Supplied data =

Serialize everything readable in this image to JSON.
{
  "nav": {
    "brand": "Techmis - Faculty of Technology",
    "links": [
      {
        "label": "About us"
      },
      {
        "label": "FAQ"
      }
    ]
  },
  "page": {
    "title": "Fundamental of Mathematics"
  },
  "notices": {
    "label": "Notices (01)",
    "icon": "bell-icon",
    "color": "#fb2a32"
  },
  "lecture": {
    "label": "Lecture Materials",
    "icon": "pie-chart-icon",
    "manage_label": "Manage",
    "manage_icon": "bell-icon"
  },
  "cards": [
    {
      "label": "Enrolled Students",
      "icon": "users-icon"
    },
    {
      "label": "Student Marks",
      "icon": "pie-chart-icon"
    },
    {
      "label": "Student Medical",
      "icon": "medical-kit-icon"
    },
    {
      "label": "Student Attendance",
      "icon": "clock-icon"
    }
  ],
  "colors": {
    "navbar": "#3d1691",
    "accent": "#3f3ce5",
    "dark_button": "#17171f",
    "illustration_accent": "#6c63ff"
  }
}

Exercise = Return the whole listing exactly.

Response =
Serialize everything readable in this image to JSON.
{
  "nav": {
    "brand": "Techmis - Faculty of Technology",
    "links": [
      {
        "label": "About us"
      },
      {
        "label": "FAQ"
      }
    ]
  },
  "page": {
    "title": "Fundamental of Mathematics"
  },
  "notices": {
    "label": "Notices (01)",
    "icon": "bell-icon",
    "color": "#fb2a32"
  },
  "lecture": {
    "label": "Lecture Materials",
    "icon": "pie-chart-icon",
    "manage_label": "Manage",
    "manage_icon": "bell-icon"
  },
  "cards": [
    {
      "label": "Enrolled Students",
      "icon": "users-icon"
    },
    {
      "label": "Student Marks",
      "icon": "pie-chart-icon"
    },
    {
      "label": "Student Medical",
      "icon": "medical-kit-icon"
    },
    {
      "label": "Student Attendance",
      "icon": "clock-icon"
    }
  ],
  "colors": {
    "navbar": "#3d1691",
    "accent": "#3f3ce5",
    "dark_button": "#17171f",
    "illustration_accent": "#6c63ff"
  }
}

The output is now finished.